Aim of the exercise: Copy out every line containing the word "Fe₂O₃".

Data section:
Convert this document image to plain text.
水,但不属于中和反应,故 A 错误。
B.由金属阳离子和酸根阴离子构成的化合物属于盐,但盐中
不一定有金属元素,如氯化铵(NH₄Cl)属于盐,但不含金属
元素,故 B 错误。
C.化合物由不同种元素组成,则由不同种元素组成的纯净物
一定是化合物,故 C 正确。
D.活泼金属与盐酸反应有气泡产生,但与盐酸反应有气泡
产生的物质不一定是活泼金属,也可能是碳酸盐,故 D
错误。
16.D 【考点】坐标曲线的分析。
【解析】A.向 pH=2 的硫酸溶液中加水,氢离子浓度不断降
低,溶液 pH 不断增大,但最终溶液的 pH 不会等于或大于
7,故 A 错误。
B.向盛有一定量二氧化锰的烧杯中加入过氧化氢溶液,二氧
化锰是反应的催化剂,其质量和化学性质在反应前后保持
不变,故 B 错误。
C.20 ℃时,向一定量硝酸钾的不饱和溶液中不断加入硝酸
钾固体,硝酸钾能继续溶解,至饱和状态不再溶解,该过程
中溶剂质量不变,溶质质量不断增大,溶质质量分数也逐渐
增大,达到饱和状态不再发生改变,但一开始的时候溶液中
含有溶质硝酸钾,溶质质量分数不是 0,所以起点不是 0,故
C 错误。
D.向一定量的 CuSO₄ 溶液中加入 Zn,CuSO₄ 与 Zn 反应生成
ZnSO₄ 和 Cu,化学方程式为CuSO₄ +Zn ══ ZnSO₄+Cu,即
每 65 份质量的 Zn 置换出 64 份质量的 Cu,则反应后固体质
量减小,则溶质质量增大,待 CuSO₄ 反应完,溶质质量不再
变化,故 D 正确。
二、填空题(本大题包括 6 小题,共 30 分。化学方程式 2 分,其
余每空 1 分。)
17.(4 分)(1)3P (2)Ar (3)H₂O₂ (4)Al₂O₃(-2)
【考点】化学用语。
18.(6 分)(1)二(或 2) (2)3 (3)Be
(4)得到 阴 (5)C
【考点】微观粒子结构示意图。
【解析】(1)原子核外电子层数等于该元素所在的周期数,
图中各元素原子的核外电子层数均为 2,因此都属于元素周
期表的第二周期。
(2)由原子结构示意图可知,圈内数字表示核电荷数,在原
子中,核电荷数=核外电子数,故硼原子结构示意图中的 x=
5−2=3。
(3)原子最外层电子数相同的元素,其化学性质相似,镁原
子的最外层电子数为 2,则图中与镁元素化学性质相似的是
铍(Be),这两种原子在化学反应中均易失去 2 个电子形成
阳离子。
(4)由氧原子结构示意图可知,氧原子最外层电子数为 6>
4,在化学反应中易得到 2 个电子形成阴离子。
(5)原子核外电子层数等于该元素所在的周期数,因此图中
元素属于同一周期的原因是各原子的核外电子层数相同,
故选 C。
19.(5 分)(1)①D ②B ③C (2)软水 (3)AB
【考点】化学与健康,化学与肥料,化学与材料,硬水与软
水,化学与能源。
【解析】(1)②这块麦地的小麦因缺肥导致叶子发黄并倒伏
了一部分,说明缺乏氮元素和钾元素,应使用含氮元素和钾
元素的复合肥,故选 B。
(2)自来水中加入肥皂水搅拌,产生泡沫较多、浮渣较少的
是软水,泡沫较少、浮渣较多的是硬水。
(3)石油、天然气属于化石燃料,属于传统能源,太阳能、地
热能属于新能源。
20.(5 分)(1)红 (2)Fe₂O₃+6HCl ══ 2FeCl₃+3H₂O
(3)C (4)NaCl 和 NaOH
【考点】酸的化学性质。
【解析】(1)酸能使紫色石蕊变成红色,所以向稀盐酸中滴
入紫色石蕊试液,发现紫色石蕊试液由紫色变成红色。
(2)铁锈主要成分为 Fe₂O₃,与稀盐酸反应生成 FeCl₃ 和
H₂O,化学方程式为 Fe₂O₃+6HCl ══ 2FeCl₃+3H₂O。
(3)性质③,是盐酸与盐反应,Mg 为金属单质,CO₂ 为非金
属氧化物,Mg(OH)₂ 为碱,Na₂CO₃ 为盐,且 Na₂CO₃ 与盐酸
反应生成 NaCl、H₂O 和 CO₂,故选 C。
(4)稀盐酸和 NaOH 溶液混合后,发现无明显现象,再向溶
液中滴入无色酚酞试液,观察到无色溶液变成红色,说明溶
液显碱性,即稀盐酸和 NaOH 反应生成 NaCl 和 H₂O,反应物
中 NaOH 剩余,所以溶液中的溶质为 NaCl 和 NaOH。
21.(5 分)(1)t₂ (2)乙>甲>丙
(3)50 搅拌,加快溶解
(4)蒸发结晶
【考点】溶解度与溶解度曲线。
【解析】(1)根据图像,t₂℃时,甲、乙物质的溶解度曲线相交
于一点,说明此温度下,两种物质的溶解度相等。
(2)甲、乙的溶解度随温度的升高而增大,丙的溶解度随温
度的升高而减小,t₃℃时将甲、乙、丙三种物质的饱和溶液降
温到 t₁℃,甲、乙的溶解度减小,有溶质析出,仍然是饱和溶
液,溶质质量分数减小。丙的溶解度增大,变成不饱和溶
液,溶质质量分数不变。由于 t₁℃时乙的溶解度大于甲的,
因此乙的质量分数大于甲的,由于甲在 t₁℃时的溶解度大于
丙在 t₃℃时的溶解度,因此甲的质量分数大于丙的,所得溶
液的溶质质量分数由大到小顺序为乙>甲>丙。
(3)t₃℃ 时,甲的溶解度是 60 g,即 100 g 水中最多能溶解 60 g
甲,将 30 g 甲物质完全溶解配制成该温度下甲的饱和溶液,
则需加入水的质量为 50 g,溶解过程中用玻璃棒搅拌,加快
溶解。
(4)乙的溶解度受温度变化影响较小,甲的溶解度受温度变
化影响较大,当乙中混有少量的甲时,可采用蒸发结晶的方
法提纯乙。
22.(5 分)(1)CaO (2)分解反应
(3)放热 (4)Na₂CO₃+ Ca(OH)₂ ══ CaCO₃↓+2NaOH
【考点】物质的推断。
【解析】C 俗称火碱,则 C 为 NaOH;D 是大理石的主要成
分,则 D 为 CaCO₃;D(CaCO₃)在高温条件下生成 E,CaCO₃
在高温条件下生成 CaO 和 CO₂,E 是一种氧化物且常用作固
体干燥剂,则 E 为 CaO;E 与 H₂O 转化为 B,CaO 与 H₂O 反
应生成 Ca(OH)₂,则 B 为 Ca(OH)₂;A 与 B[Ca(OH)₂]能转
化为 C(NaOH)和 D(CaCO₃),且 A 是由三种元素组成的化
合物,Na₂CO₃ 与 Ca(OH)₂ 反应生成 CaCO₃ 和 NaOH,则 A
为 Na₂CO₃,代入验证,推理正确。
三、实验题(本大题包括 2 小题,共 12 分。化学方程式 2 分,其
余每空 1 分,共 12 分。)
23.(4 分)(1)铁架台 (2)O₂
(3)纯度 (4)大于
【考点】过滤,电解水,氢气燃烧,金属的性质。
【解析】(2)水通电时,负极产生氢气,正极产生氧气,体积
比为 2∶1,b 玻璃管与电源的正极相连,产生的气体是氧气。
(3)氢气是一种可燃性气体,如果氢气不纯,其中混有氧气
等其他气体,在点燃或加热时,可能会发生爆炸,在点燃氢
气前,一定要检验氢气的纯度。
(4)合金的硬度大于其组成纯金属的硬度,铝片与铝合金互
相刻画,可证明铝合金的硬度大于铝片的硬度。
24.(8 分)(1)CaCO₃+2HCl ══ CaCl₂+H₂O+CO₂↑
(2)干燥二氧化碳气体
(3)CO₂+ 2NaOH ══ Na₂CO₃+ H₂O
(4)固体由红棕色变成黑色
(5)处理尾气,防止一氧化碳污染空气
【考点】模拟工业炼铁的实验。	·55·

Worked answer:
20.(5 分)(1)红 (2)Fe₂O₃+6HCl ══ 2FeCl₃+3H₂O
(2)铁锈主要成分为 Fe₂O₃,与稀盐酸反应生成 FeCl₃ 和
H₂O,化学方程式为 Fe₂O₃+6HCl ══ 2FeCl₃+3H₂O。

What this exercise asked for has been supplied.